Transcribe the lines of the listing between the line containing "Ellipse shape bbox=[412, 355, 419, 370]" and the line containing "Text: 1: 1 bbox=[74, 183, 80, 193]", inclusive, reproducing each line exactly.

-=-=-=-=-

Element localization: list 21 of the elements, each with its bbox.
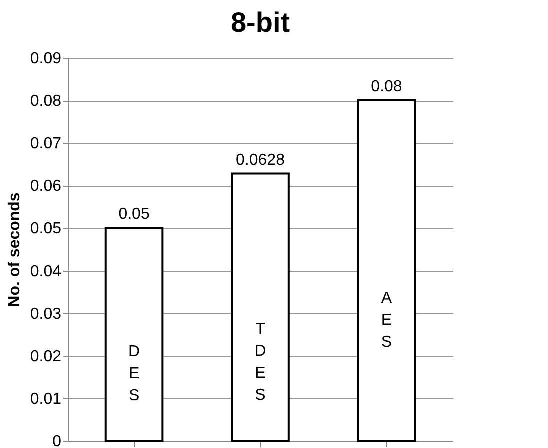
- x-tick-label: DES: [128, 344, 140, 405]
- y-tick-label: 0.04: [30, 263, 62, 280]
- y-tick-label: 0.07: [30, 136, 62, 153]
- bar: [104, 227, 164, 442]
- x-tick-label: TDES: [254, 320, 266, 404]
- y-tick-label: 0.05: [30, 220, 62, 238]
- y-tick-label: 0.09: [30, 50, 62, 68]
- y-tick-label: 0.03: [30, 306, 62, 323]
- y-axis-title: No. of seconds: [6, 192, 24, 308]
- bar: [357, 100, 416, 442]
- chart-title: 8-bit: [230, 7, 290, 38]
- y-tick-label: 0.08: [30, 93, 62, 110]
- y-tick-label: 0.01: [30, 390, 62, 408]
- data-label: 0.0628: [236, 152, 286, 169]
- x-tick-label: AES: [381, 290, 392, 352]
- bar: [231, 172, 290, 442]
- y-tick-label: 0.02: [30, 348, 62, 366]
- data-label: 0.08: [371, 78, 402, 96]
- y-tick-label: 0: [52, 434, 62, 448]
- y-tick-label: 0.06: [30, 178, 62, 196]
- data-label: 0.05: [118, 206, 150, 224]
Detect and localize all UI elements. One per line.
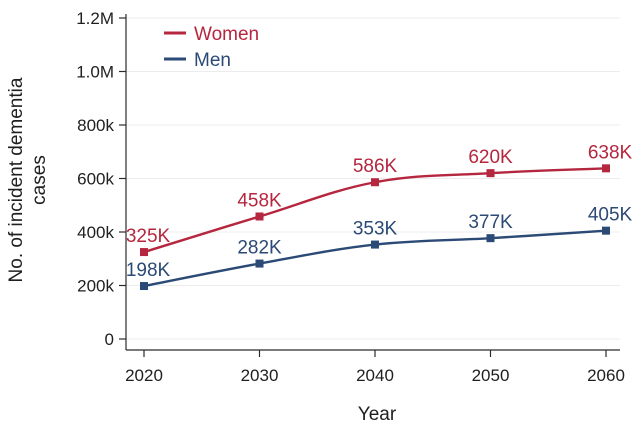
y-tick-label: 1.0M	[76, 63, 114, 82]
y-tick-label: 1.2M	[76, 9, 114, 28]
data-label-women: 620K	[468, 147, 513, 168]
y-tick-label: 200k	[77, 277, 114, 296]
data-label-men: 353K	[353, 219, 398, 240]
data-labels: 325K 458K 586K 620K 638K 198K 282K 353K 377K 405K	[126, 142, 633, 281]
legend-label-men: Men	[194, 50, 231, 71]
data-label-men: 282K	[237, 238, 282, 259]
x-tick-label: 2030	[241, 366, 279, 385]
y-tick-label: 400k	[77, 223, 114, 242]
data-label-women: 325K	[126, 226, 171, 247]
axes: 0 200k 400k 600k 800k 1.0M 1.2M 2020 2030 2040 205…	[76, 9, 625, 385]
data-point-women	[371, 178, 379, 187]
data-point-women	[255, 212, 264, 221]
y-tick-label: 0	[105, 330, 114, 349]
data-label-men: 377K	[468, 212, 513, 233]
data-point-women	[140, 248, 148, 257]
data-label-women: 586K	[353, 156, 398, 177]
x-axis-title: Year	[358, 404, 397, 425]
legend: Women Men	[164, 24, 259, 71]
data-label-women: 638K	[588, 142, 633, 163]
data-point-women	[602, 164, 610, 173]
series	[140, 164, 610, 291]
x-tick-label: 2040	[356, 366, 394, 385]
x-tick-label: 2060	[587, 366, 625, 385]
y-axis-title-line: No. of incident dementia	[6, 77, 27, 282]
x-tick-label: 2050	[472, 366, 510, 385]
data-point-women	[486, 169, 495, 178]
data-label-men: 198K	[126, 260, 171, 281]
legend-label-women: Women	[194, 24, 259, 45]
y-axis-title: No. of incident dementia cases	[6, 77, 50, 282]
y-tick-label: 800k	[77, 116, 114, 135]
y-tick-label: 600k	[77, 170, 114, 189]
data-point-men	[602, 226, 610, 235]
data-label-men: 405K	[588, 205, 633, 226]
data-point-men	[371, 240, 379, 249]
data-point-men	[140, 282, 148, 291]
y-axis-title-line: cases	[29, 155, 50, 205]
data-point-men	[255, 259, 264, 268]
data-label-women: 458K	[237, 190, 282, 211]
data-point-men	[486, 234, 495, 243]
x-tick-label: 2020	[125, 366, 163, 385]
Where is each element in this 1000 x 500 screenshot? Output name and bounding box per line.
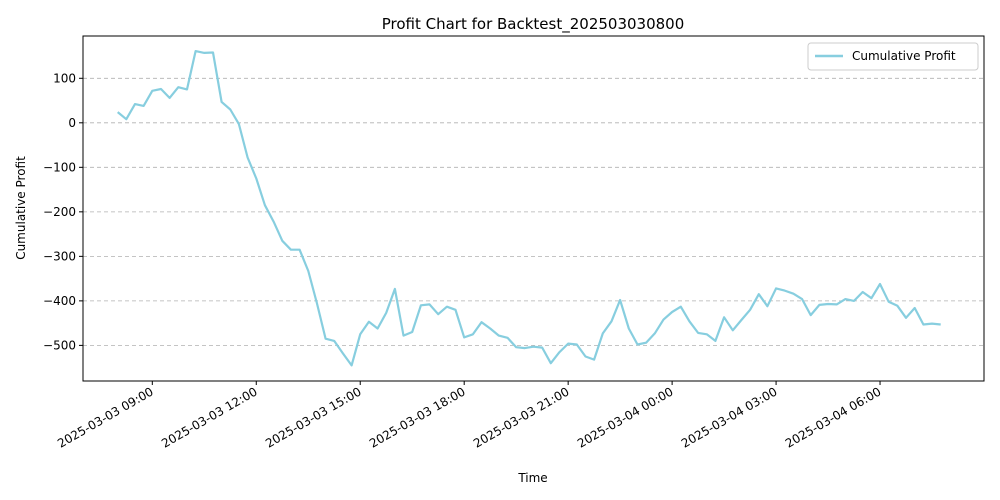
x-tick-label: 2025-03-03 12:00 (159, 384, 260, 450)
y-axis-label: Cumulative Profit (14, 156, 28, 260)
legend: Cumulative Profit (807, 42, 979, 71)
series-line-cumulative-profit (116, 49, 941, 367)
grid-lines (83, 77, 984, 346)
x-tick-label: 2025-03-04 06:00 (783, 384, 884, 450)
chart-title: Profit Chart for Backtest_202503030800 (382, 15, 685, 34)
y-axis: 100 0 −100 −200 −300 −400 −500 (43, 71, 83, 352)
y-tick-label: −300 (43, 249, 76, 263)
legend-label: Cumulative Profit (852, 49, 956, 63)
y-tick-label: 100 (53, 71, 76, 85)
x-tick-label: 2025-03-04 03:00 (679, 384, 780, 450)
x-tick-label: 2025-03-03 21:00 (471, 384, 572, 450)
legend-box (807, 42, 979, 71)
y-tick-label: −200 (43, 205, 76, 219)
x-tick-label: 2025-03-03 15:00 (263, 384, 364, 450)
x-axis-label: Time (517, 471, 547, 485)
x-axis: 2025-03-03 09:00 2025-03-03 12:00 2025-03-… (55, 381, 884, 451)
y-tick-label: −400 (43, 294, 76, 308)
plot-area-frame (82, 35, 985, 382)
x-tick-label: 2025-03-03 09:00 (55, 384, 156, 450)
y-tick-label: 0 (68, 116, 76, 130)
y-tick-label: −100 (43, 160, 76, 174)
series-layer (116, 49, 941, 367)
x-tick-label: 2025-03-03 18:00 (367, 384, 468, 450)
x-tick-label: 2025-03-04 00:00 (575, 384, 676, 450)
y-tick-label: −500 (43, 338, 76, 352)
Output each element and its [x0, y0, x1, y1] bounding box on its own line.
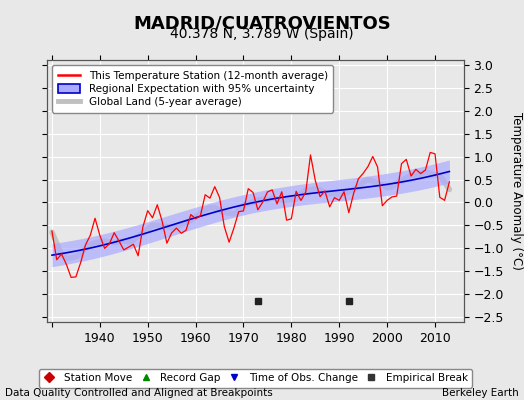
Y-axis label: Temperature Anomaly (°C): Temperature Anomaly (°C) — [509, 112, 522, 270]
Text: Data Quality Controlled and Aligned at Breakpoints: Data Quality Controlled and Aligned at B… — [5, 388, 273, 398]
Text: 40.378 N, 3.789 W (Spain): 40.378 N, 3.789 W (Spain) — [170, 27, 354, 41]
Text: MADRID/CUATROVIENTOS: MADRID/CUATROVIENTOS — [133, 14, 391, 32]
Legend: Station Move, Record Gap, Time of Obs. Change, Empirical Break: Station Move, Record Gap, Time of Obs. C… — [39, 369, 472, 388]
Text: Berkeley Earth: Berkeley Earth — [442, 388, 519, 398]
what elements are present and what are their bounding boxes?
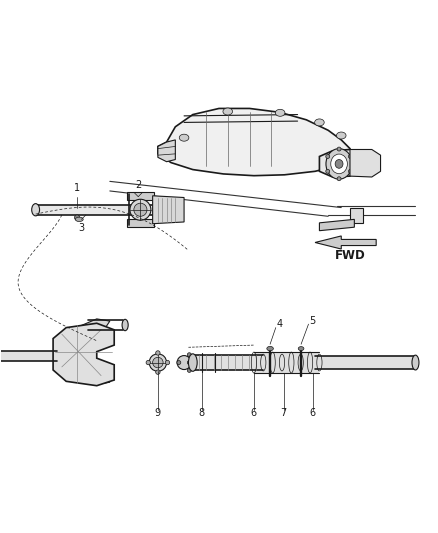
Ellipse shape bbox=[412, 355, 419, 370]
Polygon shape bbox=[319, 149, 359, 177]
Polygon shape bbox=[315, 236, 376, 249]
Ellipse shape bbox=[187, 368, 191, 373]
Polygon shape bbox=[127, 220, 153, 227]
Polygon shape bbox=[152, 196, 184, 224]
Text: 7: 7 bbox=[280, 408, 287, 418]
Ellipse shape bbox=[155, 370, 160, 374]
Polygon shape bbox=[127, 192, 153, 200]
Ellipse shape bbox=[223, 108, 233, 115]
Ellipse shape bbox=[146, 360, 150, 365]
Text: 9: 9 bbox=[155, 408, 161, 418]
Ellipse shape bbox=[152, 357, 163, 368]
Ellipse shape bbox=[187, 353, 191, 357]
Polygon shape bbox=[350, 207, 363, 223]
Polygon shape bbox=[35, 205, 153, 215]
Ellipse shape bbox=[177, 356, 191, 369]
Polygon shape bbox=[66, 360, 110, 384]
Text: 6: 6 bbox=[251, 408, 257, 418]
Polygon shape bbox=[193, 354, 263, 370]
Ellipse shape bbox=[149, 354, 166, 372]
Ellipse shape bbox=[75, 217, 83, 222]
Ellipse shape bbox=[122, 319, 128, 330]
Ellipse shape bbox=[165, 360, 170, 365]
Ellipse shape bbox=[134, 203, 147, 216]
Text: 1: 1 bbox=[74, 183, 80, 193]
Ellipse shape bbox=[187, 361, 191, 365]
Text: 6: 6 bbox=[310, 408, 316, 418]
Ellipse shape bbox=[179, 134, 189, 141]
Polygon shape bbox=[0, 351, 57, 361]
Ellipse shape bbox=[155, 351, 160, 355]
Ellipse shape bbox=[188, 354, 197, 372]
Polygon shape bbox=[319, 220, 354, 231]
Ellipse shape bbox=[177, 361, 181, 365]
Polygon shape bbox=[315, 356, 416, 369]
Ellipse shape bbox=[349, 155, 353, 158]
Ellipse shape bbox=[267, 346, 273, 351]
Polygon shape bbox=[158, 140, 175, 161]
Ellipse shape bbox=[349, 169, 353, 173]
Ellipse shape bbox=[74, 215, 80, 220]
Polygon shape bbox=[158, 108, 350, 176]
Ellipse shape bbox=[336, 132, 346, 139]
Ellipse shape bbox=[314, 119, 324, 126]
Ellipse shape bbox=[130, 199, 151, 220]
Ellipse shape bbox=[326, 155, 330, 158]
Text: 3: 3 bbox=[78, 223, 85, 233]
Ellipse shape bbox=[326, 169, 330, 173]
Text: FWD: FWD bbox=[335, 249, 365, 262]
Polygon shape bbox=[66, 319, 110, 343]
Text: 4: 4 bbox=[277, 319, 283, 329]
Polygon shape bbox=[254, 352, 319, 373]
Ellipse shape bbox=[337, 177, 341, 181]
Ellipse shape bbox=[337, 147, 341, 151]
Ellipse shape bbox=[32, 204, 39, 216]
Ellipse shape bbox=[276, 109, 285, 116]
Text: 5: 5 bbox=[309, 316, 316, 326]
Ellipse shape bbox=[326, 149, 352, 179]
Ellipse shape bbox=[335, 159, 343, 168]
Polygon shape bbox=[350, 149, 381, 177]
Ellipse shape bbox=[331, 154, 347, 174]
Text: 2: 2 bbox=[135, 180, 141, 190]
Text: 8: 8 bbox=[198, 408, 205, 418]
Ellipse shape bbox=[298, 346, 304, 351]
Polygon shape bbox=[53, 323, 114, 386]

-=-=-=-=-

- Right answer:
Ellipse shape bbox=[412, 355, 419, 370]
Polygon shape bbox=[319, 149, 359, 177]
Polygon shape bbox=[315, 236, 376, 249]
Ellipse shape bbox=[187, 368, 191, 373]
Polygon shape bbox=[127, 220, 153, 227]
Polygon shape bbox=[152, 196, 184, 224]
Text: 7: 7 bbox=[280, 408, 287, 418]
Ellipse shape bbox=[155, 370, 160, 374]
Polygon shape bbox=[127, 192, 153, 200]
Ellipse shape bbox=[223, 108, 233, 115]
Ellipse shape bbox=[146, 360, 150, 365]
Text: 9: 9 bbox=[155, 408, 161, 418]
Ellipse shape bbox=[152, 357, 163, 368]
Ellipse shape bbox=[187, 353, 191, 357]
Polygon shape bbox=[350, 207, 363, 223]
Polygon shape bbox=[35, 205, 153, 215]
Ellipse shape bbox=[177, 356, 191, 369]
Polygon shape bbox=[66, 360, 110, 384]
Text: 6: 6 bbox=[251, 408, 257, 418]
Polygon shape bbox=[193, 354, 263, 370]
Ellipse shape bbox=[149, 354, 166, 372]
Ellipse shape bbox=[75, 217, 83, 222]
Ellipse shape bbox=[122, 319, 128, 330]
Ellipse shape bbox=[165, 360, 170, 365]
Ellipse shape bbox=[134, 203, 147, 216]
Text: 1: 1 bbox=[74, 183, 80, 193]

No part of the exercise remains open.